§ **WHAT YOU ARE ASKED TO DO**
The complete listing should be restated exactly.

§ **RECORDS TO PROCESS**
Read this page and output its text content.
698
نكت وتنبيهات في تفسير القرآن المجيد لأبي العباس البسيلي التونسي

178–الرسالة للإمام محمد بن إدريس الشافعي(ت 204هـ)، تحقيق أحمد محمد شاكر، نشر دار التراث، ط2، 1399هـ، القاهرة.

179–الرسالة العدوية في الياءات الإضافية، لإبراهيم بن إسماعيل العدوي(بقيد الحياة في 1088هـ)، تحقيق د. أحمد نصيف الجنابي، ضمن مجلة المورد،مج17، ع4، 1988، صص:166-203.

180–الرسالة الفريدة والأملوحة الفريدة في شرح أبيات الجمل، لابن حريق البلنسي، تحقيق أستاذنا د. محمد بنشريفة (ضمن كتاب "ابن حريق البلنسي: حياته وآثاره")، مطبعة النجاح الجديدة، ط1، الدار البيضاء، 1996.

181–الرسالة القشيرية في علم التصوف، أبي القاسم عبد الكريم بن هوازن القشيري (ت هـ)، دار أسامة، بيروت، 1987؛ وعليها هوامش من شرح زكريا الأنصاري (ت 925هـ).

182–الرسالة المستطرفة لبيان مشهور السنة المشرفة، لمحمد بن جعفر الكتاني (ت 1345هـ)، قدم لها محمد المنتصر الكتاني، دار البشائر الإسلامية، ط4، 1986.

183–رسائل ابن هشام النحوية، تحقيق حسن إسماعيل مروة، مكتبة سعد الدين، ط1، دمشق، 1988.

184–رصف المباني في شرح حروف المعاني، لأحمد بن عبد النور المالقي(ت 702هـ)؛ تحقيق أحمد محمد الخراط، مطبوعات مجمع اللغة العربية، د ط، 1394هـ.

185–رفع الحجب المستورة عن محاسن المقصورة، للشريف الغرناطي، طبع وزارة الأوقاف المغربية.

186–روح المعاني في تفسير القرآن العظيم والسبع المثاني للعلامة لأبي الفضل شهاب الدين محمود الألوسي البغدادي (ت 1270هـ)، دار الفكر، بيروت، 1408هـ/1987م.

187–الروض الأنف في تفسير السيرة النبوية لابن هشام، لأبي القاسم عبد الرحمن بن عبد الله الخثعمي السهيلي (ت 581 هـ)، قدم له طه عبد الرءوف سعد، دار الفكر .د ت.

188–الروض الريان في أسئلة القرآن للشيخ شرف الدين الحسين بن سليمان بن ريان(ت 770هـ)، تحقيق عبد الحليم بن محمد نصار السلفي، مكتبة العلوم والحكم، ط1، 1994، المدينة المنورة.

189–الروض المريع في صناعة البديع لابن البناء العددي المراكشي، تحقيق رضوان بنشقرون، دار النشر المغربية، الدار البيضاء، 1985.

§ **REPLY TO THE EXERCISE**
Read this page and output its text content.
698
نكت وتنبيهات في تفسير القرآن المجيد لأبي العباس البسيلي التونسي

178–الرسالة للإمام محمد بن إدريس الشافعي(ت 204هـ)، تحقيق أحمد محمد شاكر، نشر دار التراث، ط2، 1399هـ، القاهرة.

179–الرسالة العدوية في الياءات الإضافية، لإبراهيم بن إسماعيل العدوي(بقيد الحياة في 1088هـ)، تحقيق د. أحمد نصيف الجنابي، ضمن مجلة المورد،مج17، ع4، 1988، صص:166-203.

180–الرسالة الفريدة والأملوحة الفريدة في شرح أبيات الجمل، لابن حريق البلنسي، تحقيق أستاذنا د. محمد بنشريفة (ضمن كتاب "ابن حريق البلنسي: حياته وآثاره")، مطبعة النجاح الجديدة، ط1، الدار البيضاء، 1996.

181–الرسالة القشيرية في علم التصوف، أبي القاسم عبد الكريم بن هوازن القشيري (ت هـ)، دار أسامة، بيروت، 1987؛ وعليها هوامش من شرح زكريا الأنصاري (ت 925هـ).

182–الرسالة المستطرفة لبيان مشهور السنة المشرفة، لمحمد بن جعفر الكتاني (ت 1345هـ)، قدم لها محمد المنتصر الكتاني، دار البشائر الإسلامية، ط4، 1986.

183–رسائل ابن هشام النحوية، تحقيق حسن إسماعيل مروة، مكتبة سعد الدين، ط1، دمشق، 1988.

184–رصف المباني في شرح حروف المعاني، لأحمد بن عبد النور المالقي(ت 702هـ)؛ تحقيق أحمد محمد الخراط، مطبوعات مجمع اللغة العربية، د ط، 1394هـ.

185–رفع الحجب المستورة عن محاسن المقصورة، للشريف الغرناطي، طبع وزارة الأوقاف المغربية.

186–روح المعاني في تفسير القرآن العظيم والسبع المثاني للعلامة لأبي الفضل شهاب الدين محمود الألوسي البغدادي (ت 1270هـ)، دار الفكر، بيروت، 1408هـ/1987م.

187–الروض الأنف في تفسير السيرة النبوية لابن هشام، لأبي القاسم عبد الرحمن بن عبد الله الخثعمي السهيلي (ت 581 هـ)، قدم له طه عبد الرءوف سعد، دار الفكر .د ت.

188–الروض الريان في أسئلة القرآن للشيخ شرف الدين الحسين بن سليمان بن ريان(ت 770هـ)، تحقيق عبد الحليم بن محمد نصار السلفي، مكتبة العلوم والحكم، ط1، 1994، المدينة المنورة.

189–الروض المريع في صناعة البديع لابن البناء العددي المراكشي، تحقيق رضوان بنشقرون، دار النشر المغربية، الدار البيضاء، 1985.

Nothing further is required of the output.